SELECTION ->

○ ○ ○ ○ ○ ○ ○

But, after dinner, Chichikov gets down to business. But before he makes his proposal to buy the ‘dead souls,’ it has been made very clear to us that Manilov has no clue about the lives of the people supposedly in his care. To be the owner of a hundred souls is a matter of status, as we have seen several times in the novel already, not a matter of the pastoral care of those ‘souls.’ Or, it seems, any other kind of care. Manilov is as vague about the serfs on his land as he is about everything else – so, when Chichikov asks him, he is clueless about how many of them have died.

It feels as though Gogol is getting down to his own business now. Up to this point, the tone of the narrative has been complacent, worldly. Things might not be satisfactory, the narrator seems to say, but what can you do? In fact, anyone who has read any 19th Century Russian novels knows that the welfare and emancipation of serfs was a live issue. Some landowners were taking steps to improve things long before the official emancipation in 1861, so we can guess that any reader in 1842, when this novel was written, would recognise Manilov for what he is, a complacent fool with literally no thoughts beyond his own needs. (The questions he asks his young sons to test their geography reveal his own limitations. What is the greatest city in… France? In Russia? Meanwhile, his wife has been educated in just the same useless way as all such women, as satirised by the narrator: ‘changes and improvements have begun to take place…. For instance, in some seminaries the regimen places piano-playing first, and the French language second, and then the above department of housewifery; while in other seminaries the knitting of “surprises” heads the list, and then the French language, and then the playing of pianos—so diverse are the systems in force!’)

Manilov is uneasy about Chichikov’s proposal. It would save him money – landowners are taxed according to ‘souls’ counted at the previous census, so why, Chichikov asks, not sell on the dead ones? Being Manilov, he can think of no objections. He salves his conscience by refusing to accept money, but Chichikov has got what he came for. He will return to clinch the deal after Manilov’s steward has done a proper count of all those who have died. And what does the reader think, aside from wondering what Chichikov is really up to? That the gentry are a bunch of fools, certainly. Anything else?

The process is repeated in Chapter 3. Chichikov is looking for another of the region’s big estates, asks directions, and the driver gets them both lost. There’s some broad comic business to do with the driver, the drink he has taken below stairs at Manilov’s, and the disastrous time he has trying to remember the route at the same time as keeping the three horses under control. For comedy reasons, the thoughts and personalities of the horses are described as vividly as the driver’s. I still haven’t quite got a handle on the master/servant relationships in this novel.

○ ○ ○ ○ ○ ○ ○

DATA LINES ->
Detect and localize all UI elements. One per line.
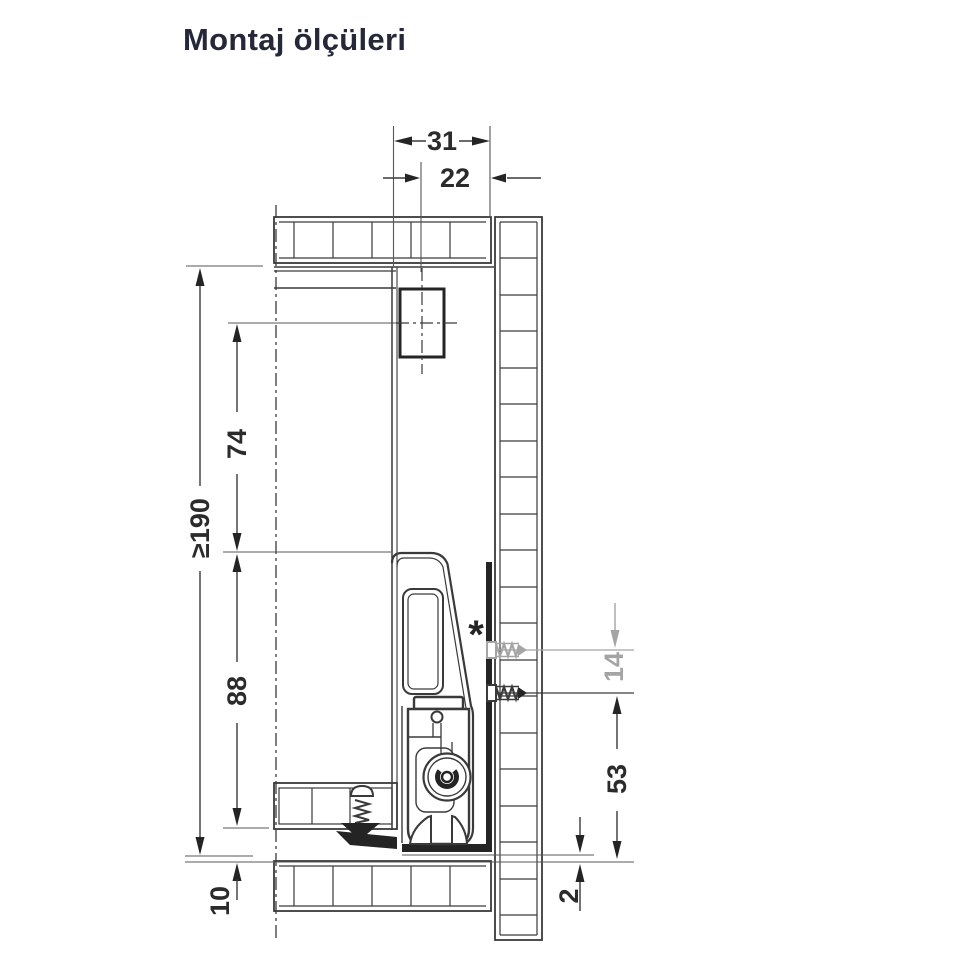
dim-lower-height: 88 [222, 554, 252, 826]
dim-front-offset-value: 22 [440, 163, 470, 193]
dim-upper-height: 74 [222, 324, 252, 551]
dim-top-width: 31 [394, 126, 490, 156]
dim-top-width-value: 31 [427, 126, 457, 156]
technical-drawing: 31 22 ≥190 74 88 10 14 [0, 0, 960, 960]
front-bracket [396, 268, 459, 374]
cabinet-side-panel [495, 217, 542, 940]
dim-hole-height-value: 53 [602, 764, 632, 794]
screw-upper-gray [487, 642, 527, 658]
cabinet-top-panel [274, 217, 491, 263]
asterisk-marker: * [468, 613, 484, 657]
dim-clearance-value: 2 [554, 888, 584, 903]
screw-lower-black [487, 685, 527, 701]
dim-front-offset: 22 [383, 163, 541, 193]
drawer-bottom-panel [274, 783, 397, 829]
roller-mechanism [408, 697, 471, 844]
dim-lower-height-value: 88 [222, 676, 252, 706]
dim-min-height: ≥190 [185, 268, 215, 855]
slide-mounting-tab [486, 562, 492, 852]
dim-min-height-value: ≥190 [185, 498, 215, 558]
cabinet-bottom-panel [274, 861, 491, 911]
dim-upper-height-value: 74 [222, 429, 252, 459]
dim-bottom-offset-value: 10 [205, 886, 235, 916]
dim-hole-height: 53 [602, 696, 632, 859]
top-rail [274, 267, 494, 288]
vertical-screw [336, 786, 397, 849]
dim-hole-gap-value: 14 [599, 652, 629, 682]
dim-bottom-offset: 10 [205, 863, 242, 916]
dim-hole-gap: 14 [599, 603, 629, 682]
dim-clearance: 2 [554, 817, 585, 911]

○ ○ ○ ○ ○ ○ ○

PROBLEM SET ->
1/ According to the Gogol commentary, in what year did the official emancipation of the serfs take place?
2/ Duplicate the part of the Gogol commentary between "The process is" and "in this novel.", inclusive.

THE SOLUTIONS ->
1/ 1861

2/
The process is repeated in Chapter 3. Chichikov is looking for another of the region’s big estates, asks directions, and the driver gets them both lost. There’s some broad comic business to do with the driver, the drink he has taken below stairs at Manilov’s, and the disastrous time he has trying to remember the route at the same time as keeping the three horses under control. For comedy reasons, the thoughts and personalities of the horses are described as vividly as the driver’s. I still haven’t quite got a handle on the master/servant relationships in this novel.